The data:

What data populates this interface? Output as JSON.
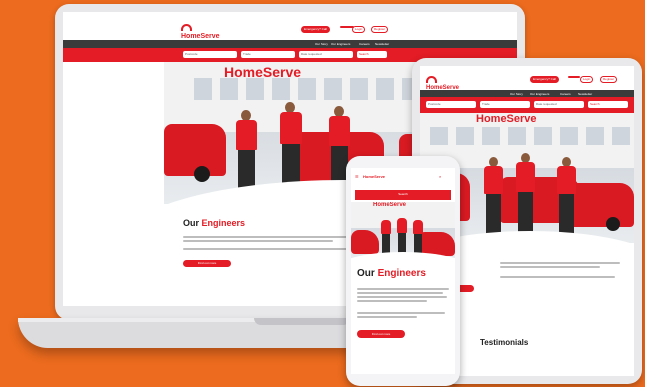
{
  "brand": {
    "name": "HomeServe",
    "accent": "#e31c25",
    "background": "#ec6b1e"
  },
  "header": {
    "cta_label": "Emergency? Call",
    "login_label": "Login",
    "register_label": "Register"
  },
  "nav": {
    "items": [
      "Our Story",
      "Our Engineers",
      "Careers",
      "Newsletter"
    ]
  },
  "search": {
    "field1": "Postcode",
    "field2": "Trade",
    "field3": "Date requested",
    "button": "Search"
  },
  "hero": {
    "sign": "HomeServe"
  },
  "section": {
    "title_plain": "Our",
    "title_accent": "Engineers",
    "button_label": "Find out more",
    "testimonials_label": "Testimonials"
  },
  "phone": {
    "top_button": "Search"
  }
}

Problem to solve: Skipping the pictures, transcribe each line above exactly as it appears.

Finished exercise:
What data populates this interface? Output as JSON.
{
  "brand": {
    "name": "HomeServe",
    "accent": "#e31c25",
    "background": "#ec6b1e"
  },
  "header": {
    "cta_label": "Emergency? Call",
    "login_label": "Login",
    "register_label": "Register"
  },
  "nav": {
    "items": [
      "Our Story",
      "Our Engineers",
      "Careers",
      "Newsletter"
    ]
  },
  "search": {
    "field1": "Postcode",
    "field2": "Trade",
    "field3": "Date requested",
    "button": "Search"
  },
  "hero": {
    "sign": "HomeServe"
  },
  "section": {
    "title_plain": "Our",
    "title_accent": "Engineers",
    "button_label": "Find out more",
    "testimonials_label": "Testimonials"
  },
  "phone": {
    "top_button": "Search"
  }
}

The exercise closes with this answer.